• [AIM OF THE EXERCISE] Go through the listing and return every line with "Geofence" in it.

Stored data entries
+++

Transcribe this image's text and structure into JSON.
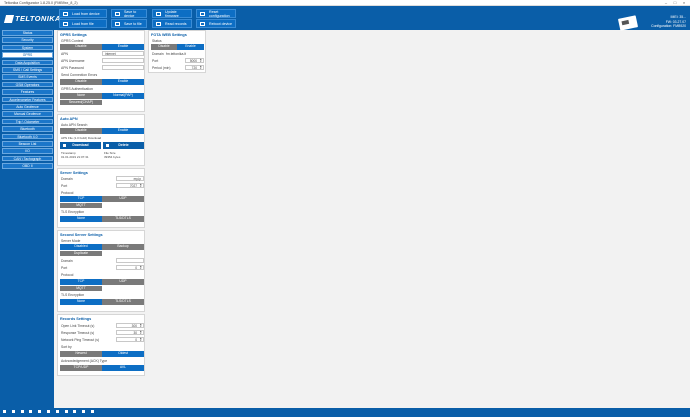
{
  "window": {
    "title": "Teltonika Configurator 1.8.25.0 (FMB9xx_8_2)"
  },
  "header": {
    "logo_text": "TELTONIKA",
    "buttons": [
      {
        "label": "Load from device"
      },
      {
        "label": "Save to device"
      },
      {
        "label": "Update firmware"
      },
      {
        "label": "Reset configuration"
      },
      {
        "label": "Load from file"
      },
      {
        "label": "Save to file"
      },
      {
        "label": "Read records"
      },
      {
        "label": "Reboot device"
      }
    ],
    "device_info": [
      {
        "text": "IMEI: 35..."
      },
      {
        "text": "FW: 03.27.07"
      },
      {
        "text": "Configuration: FMB920"
      }
    ]
  },
  "sidebar": {
    "items": [
      {
        "label": "Status"
      },
      {
        "label": "Security"
      },
      {
        "label": "System"
      },
      {
        "label": "GPRS"
      },
      {
        "label": "Data Acquisition"
      },
      {
        "label": "SMS \\ Call Settings"
      },
      {
        "label": "SMS Events"
      },
      {
        "label": "GSM Operators"
      },
      {
        "label": "Features"
      },
      {
        "label": "Accelerometer Features"
      },
      {
        "label": "Auto Geofence"
      },
      {
        "label": "Manual Geofence"
      },
      {
        "label": "Trip \\ Odometer"
      },
      {
        "label": "Bluetooth"
      },
      {
        "label": "Bluetooth 4.0"
      },
      {
        "label": "Beacon List"
      },
      {
        "label": "I/O"
      },
      {
        "label": "CAN \\ Tachograph"
      },
      {
        "label": "OBD II"
      }
    ]
  },
  "gprs": {
    "title": "GPRS Settings",
    "context_label": "GPRS Context",
    "disable": "Disable",
    "enable": "Enable",
    "apn_label": "APN",
    "apn_value": "internet",
    "user_label": "APN Username",
    "pass_label": "APN Password",
    "conn_label": "Send Connection Errors",
    "auth_label": "GPRS Authentication",
    "auth_none": "None",
    "auth_normal": "Normal(PAP)",
    "auth_secured": "Secured(CHAP)"
  },
  "fota": {
    "title": "FOTA WEB Settings",
    "status_label": "Status",
    "disable": "Disable",
    "enable": "Enable",
    "domain_label": "Domain",
    "domain_value": "fm.teltonika.lt",
    "port_label": "Port",
    "port_value": "5000",
    "period_label": "Period (min)",
    "period_value": "720"
  },
  "agps": {
    "title": "Auto APN",
    "search_label": "Auto APN Search",
    "disable": "Disable",
    "enable": "Enable",
    "file_label": "APN File (1.0 build) Download",
    "download": "Download",
    "delete": "Delete",
    "left_info": "Timestamp",
    "left_date": "01.01.2019 21:07:31",
    "right_info": "File Size",
    "right_size": "39354 bytes"
  },
  "server": {
    "title": "Server Settings",
    "domain_label": "Domain",
    "domain_value": "my.ip",
    "port_label": "Port",
    "port_value": "7027",
    "protocol_label": "Protocol",
    "tcp": "TCP",
    "udp": "UDP",
    "mqtt": "MQTT",
    "tls_label": "TLS Encryption",
    "none": "None",
    "tls": "TLS/DTLS"
  },
  "second": {
    "title": "Second Server Settings",
    "mode_label": "Server Mode",
    "disabled": "Disabled",
    "backup": "Backup",
    "duplicate": "Duplicate",
    "domain_label": "Domain",
    "port_label": "Port",
    "port_value": "0",
    "protocol_label": "Protocol",
    "tcp": "TCP",
    "udp": "UDP",
    "mqtt": "MQTT",
    "tls_label": "TLS Encryption",
    "none": "None",
    "tls": "TLS/DTLS"
  },
  "records": {
    "title": "Records Settings",
    "open_label": "Open Link Timeout (s)",
    "open_value": "300",
    "resp_label": "Response Timeout (s)",
    "resp_value": "30",
    "ping_label": "Network Ping Timeout (s)",
    "ping_value": "0",
    "sort_label": "Sort by",
    "newest": "Newest",
    "oldest": "Oldest",
    "ack_label": "Acknowledgement (ACK) Type",
    "tcpudp": "TCP/UDP",
    "ack": "AVL"
  }
}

+++

• [FINISHED ANSWER]
        "label": "Auto Geofence"
        "label": "Manual Geofence"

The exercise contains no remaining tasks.